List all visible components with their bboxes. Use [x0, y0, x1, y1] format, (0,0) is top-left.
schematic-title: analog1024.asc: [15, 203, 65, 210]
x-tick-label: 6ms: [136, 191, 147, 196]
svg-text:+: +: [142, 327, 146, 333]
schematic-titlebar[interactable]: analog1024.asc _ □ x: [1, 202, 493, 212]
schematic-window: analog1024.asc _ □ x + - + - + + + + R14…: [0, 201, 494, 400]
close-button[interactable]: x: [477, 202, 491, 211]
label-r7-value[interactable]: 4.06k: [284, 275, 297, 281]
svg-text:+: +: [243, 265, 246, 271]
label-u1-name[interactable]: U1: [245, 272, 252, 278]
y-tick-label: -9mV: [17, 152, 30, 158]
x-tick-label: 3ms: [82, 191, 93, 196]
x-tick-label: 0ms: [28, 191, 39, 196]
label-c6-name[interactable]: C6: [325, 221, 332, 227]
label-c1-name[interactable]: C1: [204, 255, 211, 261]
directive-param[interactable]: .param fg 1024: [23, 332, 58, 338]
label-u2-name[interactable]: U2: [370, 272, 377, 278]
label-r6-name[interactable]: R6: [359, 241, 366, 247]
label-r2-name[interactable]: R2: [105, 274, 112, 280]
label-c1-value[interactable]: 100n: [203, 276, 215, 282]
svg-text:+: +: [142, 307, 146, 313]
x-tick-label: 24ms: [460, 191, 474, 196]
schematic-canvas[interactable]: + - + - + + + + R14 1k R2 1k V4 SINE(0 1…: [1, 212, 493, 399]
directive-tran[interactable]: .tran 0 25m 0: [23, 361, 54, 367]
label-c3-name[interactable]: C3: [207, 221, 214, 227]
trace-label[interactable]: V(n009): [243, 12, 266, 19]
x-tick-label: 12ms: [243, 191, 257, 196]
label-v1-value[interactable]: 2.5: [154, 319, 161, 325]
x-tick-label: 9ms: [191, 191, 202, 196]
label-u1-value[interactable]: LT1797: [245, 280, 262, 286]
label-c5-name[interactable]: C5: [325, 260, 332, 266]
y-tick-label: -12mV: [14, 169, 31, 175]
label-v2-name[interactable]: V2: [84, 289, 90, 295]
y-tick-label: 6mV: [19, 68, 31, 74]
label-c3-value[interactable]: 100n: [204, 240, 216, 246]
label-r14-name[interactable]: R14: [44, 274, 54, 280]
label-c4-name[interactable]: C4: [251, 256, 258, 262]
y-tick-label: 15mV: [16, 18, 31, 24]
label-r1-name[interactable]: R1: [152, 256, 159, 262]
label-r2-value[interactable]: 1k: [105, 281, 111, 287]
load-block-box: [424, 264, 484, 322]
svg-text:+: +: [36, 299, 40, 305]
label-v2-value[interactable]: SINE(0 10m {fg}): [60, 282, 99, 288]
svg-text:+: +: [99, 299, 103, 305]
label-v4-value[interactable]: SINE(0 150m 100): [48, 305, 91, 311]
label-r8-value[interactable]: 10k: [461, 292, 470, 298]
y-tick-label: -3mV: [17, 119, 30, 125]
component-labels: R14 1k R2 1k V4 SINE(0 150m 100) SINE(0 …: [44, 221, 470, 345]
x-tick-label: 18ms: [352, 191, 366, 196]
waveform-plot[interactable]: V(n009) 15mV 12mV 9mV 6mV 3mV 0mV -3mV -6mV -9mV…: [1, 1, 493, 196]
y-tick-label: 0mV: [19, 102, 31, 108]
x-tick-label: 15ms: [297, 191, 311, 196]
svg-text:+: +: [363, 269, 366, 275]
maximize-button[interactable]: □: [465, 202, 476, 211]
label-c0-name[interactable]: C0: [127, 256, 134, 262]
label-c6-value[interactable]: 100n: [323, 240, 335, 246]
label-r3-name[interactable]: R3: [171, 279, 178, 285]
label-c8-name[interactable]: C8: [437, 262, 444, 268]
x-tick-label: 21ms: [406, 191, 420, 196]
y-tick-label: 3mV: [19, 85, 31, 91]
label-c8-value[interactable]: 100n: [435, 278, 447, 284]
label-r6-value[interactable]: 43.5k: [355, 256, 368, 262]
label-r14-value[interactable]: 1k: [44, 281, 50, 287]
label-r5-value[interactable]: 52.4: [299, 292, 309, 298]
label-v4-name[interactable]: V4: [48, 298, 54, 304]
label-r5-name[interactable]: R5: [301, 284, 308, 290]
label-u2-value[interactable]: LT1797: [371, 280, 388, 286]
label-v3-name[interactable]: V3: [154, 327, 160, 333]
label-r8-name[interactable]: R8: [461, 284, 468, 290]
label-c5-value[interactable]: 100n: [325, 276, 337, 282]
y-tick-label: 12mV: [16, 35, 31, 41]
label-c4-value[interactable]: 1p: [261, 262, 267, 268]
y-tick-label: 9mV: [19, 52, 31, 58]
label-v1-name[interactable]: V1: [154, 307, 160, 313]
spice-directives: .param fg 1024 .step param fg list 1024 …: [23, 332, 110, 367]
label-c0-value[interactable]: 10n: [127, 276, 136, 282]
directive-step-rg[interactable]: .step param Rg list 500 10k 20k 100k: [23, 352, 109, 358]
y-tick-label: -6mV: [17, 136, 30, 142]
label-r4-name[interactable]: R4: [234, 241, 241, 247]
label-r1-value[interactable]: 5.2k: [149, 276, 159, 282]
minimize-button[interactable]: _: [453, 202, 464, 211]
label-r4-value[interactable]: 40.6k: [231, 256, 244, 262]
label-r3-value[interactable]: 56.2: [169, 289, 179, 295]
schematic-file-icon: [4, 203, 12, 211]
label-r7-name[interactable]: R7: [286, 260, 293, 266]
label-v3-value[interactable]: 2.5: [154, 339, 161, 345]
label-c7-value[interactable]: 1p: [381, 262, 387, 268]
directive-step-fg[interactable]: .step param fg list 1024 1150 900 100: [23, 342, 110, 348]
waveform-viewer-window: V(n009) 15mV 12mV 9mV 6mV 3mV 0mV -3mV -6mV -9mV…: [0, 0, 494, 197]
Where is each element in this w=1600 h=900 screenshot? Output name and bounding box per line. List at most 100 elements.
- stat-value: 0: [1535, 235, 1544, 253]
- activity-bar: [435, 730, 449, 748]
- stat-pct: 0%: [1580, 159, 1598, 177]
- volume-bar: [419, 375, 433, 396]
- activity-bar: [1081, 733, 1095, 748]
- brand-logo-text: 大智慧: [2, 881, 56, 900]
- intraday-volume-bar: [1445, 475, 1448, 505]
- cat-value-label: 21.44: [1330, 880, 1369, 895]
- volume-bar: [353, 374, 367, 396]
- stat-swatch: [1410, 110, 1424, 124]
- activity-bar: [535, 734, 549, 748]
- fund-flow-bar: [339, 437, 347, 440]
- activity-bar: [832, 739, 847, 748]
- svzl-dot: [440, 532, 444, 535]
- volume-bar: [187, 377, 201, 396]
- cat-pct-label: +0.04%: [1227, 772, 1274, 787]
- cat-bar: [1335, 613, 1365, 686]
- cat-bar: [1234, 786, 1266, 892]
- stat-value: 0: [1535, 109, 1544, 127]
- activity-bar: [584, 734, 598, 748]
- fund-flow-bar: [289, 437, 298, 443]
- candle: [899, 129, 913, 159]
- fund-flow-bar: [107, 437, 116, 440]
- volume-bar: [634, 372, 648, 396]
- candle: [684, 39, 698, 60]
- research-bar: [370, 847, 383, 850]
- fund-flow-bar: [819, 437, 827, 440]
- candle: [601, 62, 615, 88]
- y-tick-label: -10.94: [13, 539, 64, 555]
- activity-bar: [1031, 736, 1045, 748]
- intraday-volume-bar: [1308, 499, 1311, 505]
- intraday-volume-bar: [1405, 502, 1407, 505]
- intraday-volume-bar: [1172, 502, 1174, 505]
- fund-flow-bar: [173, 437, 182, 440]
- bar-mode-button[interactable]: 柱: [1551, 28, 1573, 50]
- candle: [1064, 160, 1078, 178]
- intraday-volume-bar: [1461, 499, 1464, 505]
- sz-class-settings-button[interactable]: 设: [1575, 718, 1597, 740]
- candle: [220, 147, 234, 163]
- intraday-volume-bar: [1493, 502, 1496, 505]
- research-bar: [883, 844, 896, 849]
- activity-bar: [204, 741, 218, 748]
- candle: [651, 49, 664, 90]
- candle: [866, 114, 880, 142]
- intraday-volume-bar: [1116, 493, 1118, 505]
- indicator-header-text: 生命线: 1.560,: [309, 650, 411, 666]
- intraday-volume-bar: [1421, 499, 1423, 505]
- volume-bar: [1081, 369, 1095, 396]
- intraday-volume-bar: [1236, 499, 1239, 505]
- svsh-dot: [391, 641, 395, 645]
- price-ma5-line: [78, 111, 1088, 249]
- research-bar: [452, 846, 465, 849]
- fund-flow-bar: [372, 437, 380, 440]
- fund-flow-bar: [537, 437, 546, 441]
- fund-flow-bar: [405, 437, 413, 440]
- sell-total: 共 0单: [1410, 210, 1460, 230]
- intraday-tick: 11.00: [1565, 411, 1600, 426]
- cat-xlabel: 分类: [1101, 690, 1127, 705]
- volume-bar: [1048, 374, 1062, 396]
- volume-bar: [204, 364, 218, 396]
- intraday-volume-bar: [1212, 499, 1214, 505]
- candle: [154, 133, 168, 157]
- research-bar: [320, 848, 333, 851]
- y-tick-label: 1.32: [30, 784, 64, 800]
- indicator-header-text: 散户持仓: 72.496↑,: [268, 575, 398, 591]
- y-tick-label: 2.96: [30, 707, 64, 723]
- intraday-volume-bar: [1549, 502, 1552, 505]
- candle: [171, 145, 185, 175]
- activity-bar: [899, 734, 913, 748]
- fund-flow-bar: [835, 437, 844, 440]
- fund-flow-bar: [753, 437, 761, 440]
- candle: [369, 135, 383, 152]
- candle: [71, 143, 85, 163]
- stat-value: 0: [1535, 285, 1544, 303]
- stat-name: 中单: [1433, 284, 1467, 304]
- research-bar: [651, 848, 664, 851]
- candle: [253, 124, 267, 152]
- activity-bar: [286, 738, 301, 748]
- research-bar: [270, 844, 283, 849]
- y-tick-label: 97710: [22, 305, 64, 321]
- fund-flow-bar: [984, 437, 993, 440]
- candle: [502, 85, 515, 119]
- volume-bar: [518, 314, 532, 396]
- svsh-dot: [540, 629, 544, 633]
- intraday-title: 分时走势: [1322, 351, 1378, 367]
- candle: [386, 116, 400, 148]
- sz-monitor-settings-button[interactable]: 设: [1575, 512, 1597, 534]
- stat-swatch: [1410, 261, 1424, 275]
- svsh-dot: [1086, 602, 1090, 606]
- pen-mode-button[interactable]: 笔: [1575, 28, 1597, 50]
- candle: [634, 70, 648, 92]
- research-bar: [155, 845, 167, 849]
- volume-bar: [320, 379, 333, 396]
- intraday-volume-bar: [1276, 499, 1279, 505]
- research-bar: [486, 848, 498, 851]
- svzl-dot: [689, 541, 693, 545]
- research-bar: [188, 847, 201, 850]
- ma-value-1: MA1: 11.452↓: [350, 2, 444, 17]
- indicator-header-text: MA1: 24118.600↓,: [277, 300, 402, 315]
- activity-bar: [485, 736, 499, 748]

◆ ◆ ◆ ◆ ◆ ◆ ◆

• _Task instructions_
Format the data as a JSON list of strings, starting at the first line and ending at the line containing "svg-text:+: +: [142, 327, 146, 333]", with one string per line and any blank lines omitted.

• _Worked answer_
[
  "List all visible components with their bboxes. Use [x0, y0, x1, y1] format, (0,0) is top-left.",
  "schematic-title: analog1024.asc: [15, 203, 65, 210]",
  "x-tick-label: 6ms: [136, 191, 147, 196]",
  "svg-text:+: +: [142, 327, 146, 333]"
]